WHAT YOU ARE ASKED TO DO → Look through the records below, count the lines with the word "мероприятий", and reply with only the number.
______________________________
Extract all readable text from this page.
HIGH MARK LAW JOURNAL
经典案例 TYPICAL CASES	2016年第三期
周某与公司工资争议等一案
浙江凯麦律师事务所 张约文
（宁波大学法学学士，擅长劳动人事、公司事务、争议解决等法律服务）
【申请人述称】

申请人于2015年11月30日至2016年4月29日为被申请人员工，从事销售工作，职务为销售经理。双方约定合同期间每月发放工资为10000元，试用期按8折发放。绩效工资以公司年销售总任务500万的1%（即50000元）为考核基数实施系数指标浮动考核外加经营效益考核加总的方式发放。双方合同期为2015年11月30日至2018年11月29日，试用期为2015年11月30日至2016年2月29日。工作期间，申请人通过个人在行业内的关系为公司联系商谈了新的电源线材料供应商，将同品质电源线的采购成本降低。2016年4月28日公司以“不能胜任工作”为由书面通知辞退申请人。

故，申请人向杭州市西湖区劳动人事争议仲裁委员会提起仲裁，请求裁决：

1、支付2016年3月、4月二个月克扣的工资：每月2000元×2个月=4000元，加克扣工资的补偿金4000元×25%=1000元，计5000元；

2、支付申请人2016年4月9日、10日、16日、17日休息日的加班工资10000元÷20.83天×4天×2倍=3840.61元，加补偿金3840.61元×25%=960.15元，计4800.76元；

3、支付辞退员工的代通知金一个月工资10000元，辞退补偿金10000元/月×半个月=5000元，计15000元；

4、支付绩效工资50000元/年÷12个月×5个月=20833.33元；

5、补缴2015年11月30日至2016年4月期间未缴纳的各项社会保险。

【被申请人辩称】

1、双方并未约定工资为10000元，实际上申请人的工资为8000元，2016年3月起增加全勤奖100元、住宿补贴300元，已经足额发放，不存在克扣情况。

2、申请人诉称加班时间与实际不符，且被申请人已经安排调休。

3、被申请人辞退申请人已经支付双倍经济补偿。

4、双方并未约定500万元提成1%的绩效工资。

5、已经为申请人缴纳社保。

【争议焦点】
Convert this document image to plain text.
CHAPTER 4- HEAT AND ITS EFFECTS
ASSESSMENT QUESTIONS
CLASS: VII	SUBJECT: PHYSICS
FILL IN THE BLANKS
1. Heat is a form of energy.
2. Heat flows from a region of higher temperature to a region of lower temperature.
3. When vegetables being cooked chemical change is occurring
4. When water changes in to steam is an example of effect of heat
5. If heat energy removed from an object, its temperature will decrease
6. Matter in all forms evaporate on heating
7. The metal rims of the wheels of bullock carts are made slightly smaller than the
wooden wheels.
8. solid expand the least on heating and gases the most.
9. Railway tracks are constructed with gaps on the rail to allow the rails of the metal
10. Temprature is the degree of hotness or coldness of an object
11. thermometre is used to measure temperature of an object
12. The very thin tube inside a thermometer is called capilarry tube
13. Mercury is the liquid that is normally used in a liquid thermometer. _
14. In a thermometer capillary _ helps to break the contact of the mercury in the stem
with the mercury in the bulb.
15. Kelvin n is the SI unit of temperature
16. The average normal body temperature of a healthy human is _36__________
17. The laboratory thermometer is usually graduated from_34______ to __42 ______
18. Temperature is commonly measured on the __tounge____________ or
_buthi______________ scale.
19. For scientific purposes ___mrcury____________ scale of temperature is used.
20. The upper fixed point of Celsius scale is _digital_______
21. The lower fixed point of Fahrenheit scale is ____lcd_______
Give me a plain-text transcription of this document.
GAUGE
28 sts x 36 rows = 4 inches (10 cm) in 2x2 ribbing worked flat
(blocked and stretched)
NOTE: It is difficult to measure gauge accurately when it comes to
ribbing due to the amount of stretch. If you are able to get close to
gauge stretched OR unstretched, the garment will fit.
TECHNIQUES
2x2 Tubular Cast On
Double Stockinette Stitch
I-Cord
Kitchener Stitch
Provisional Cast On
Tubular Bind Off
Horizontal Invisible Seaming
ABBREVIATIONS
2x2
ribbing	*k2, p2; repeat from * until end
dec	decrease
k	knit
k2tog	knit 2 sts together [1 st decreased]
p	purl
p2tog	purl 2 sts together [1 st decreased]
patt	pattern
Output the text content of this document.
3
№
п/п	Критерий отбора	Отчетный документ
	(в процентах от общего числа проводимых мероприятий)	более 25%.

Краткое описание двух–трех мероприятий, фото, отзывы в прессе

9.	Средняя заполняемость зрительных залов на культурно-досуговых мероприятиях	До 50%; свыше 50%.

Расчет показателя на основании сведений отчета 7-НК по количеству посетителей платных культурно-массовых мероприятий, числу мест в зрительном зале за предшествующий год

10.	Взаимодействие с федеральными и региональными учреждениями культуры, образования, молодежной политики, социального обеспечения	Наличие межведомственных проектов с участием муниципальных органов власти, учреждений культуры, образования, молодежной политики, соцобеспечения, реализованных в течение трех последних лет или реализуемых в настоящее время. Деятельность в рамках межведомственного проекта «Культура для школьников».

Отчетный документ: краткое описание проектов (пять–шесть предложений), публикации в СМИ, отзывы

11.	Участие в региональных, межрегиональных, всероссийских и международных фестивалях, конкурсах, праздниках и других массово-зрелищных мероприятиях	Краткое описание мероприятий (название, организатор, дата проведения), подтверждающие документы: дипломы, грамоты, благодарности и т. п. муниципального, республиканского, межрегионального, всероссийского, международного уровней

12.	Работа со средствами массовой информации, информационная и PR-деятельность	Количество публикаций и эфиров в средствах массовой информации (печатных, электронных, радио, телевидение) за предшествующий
______________________________
EXERCISE RESPONSE → 4